*DATA SECTION*
>>>>>

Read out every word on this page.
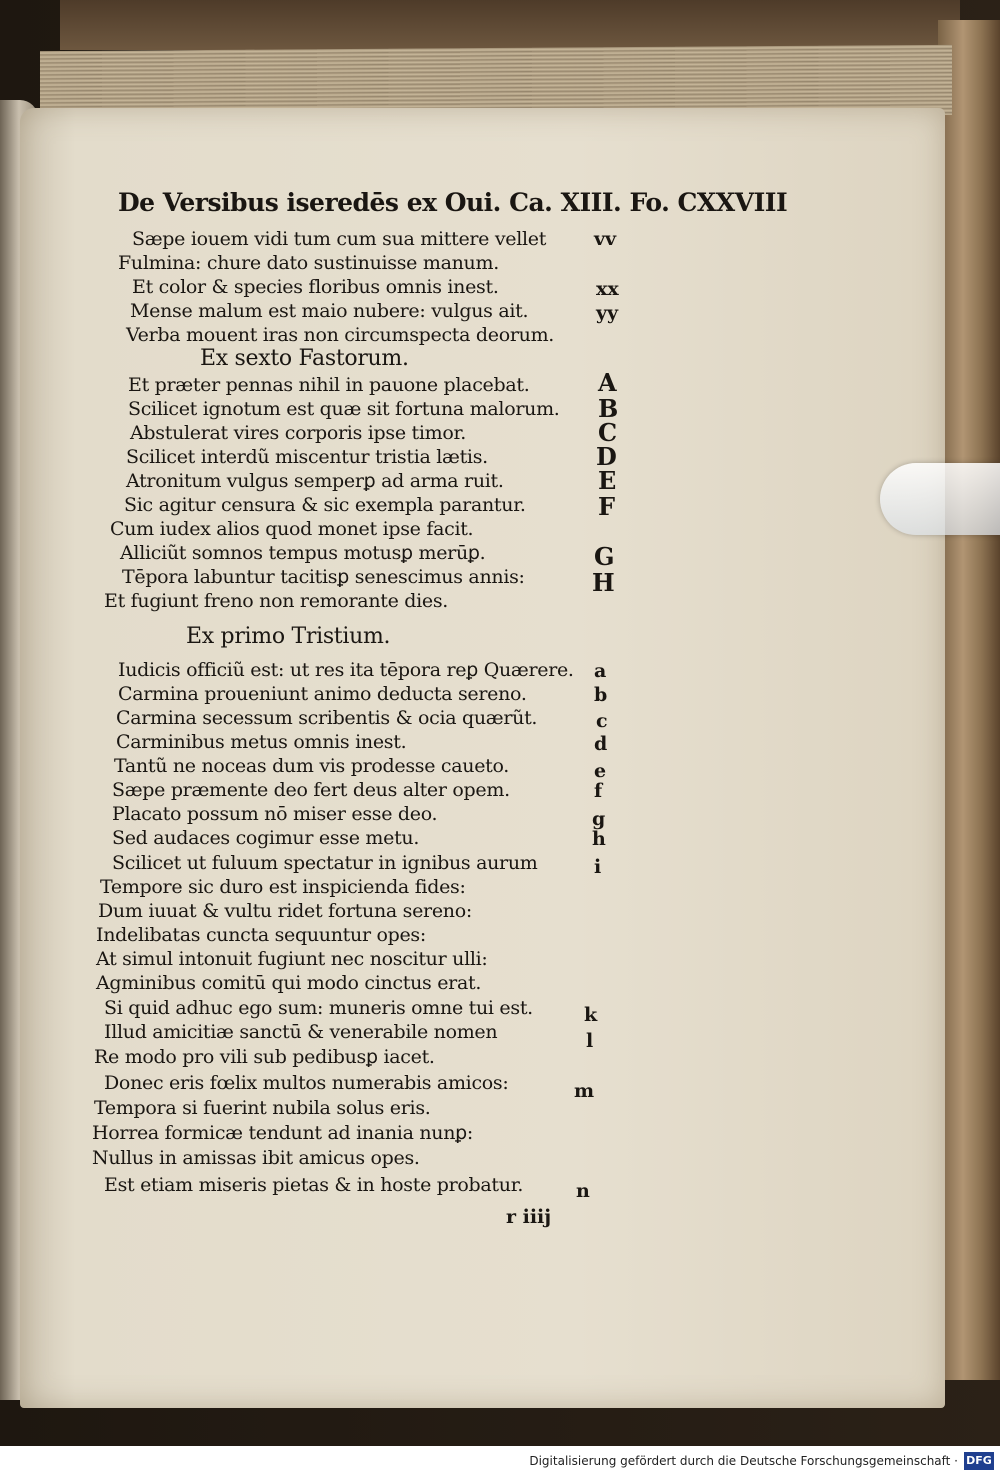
De Versibus iseredēs ex Oui. Ca. XIII. Fo. CXXVIII
Sæpe iouem vidi tum cum sua mittere vellet
Fulmina: chure dato sustinuisse manum.
Et color & species floribus omnis inest.
Mense malum est maio nubere: vulgus ait.
Verba mouent iras non circumspecta deorum.
Ex sexto Fastorum.
Et præter pennas nihil in pauone placebat.
Scilicet ignotum est quæ sit fortuna malorum.
Abstulerat vires corporis ipse timor.
Scilicet interdũ miscentur tristia lætis.
Atronitum vulgus semperꝑ ad arma ruit.
Sic agitur censura & sic exempla parantur.
Cum iudex alios quod monet ipse facit.
Alliciũt somnos tempus motusꝑ merūꝑ.
Tēpora labuntur tacitisꝑ senescimus annis:
Et fugiunt freno non remorante dies.
Ex primo Tristium.
Iudicis officiũ est: ut res ita tēpora reꝑ Quærere.
Carmina proueniunt animo deducta sereno.
Carmina secessum scribentis & ocia quærũt.
Carminibus metus omnis inest.
Tantũ ne noceas dum vis prodesse caueto.
Sæpe præmente deo fert deus alter opem.
Placato possum nō miser esse deo.
Sed audaces cogimur esse metu.
Scilicet ut fuluum spectatur in ignibus aurum
Tempore sic duro est inspicienda fides:
Dum iuuat & vultu ridet fortuna sereno:
Indelibatas cuncta sequuntur opes:
At simul intonuit fugiunt nec noscitur ulli:
Agminibus comitū qui modo cinctus erat.
Si quid adhuc ego sum: muneris omne tui est.
Illud amicitiæ sanctū & venerabile nomen
Re modo pro vili sub pedibusꝑ iacet.
Donec eris fœlix multos numerabis amicos:
Tempora si fuerint nubila solus eris.
Horrea formicæ tendunt ad inania nunꝑ:
Nullus in amissas ibit amicus opes.
Est etiam miseris pietas & in hoste probatur.
vv
xx
yy
A
B
C
D
E
F
G
H
a
b
c
d
e
f
g
h
i
k
l
m
n
r iiij
Digitalisierung gefördert durch die Deutsche Forschungsgemeinschaft · DFG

<<<<<

*WHAT THE TASK REQUIRES*
Repeat the material above word for word and skip every image in it.

*TASK SOLUTION*
Read out every word on this page.
De Versibus iseredēs ex Oui. Ca. XIII. Fo. CXXVIII
Sæpe iouem vidi tum cum sua mittere vellet
Fulmina: chure dato sustinuisse manum.
Et color & species floribus omnis inest.
Mense malum est maio nubere: vulgus ait.
Verba mouent iras non circumspecta deorum.
Ex sexto Fastorum.
Et præter pennas nihil in pauone placebat.
Scilicet ignotum est quæ sit fortuna malorum.
Abstulerat vires corporis ipse timor.
Scilicet interdũ miscentur tristia lætis.
Atronitum vulgus semperꝑ ad arma ruit.
Sic agitur censura & sic exempla parantur.
Cum iudex alios quod monet ipse facit.
Alliciũt somnos tempus motusꝑ merūꝑ.
Tēpora labuntur tacitisꝑ senescimus annis:
Et fugiunt freno non remorante dies.
Ex primo Tristium.
Iudicis officiũ est: ut res ita tēpora reꝑ Quærere.
Carmina proueniunt animo deducta sereno.
Carmina secessum scribentis & ocia quærũt.
Carminibus metus omnis inest.
Tantũ ne noceas dum vis prodesse caueto.
Sæpe præmente deo fert deus alter opem.
Placato possum nō miser esse deo.
Sed audaces cogimur esse metu.
Scilicet ut fuluum spectatur in ignibus aurum
Tempore sic duro est inspicienda fides:
Dum iuuat & vultu ridet fortuna sereno:
Indelibatas cuncta sequuntur opes:
At simul intonuit fugiunt nec noscitur ulli:
Agminibus comitū qui modo cinctus erat.
Si quid adhuc ego sum: muneris omne tui est.
Illud amicitiæ sanctū & venerabile nomen
Re modo pro vili sub pedibusꝑ iacet.
Donec eris fœlix multos numerabis amicos:
Tempora si fuerint nubila solus eris.
Horrea formicæ tendunt ad inania nunꝑ:
Nullus in amissas ibit amicus opes.
Est etiam miseris pietas & in hoste probatur.
vv
xx
yy
A
B
C
D
E
F
G
H
a
b
c
d
e
f
g
h
i
k
l
m
n
r iiij
Digitalisierung gefördert durch die Deutsche Forschungsgemeinschaft · DFG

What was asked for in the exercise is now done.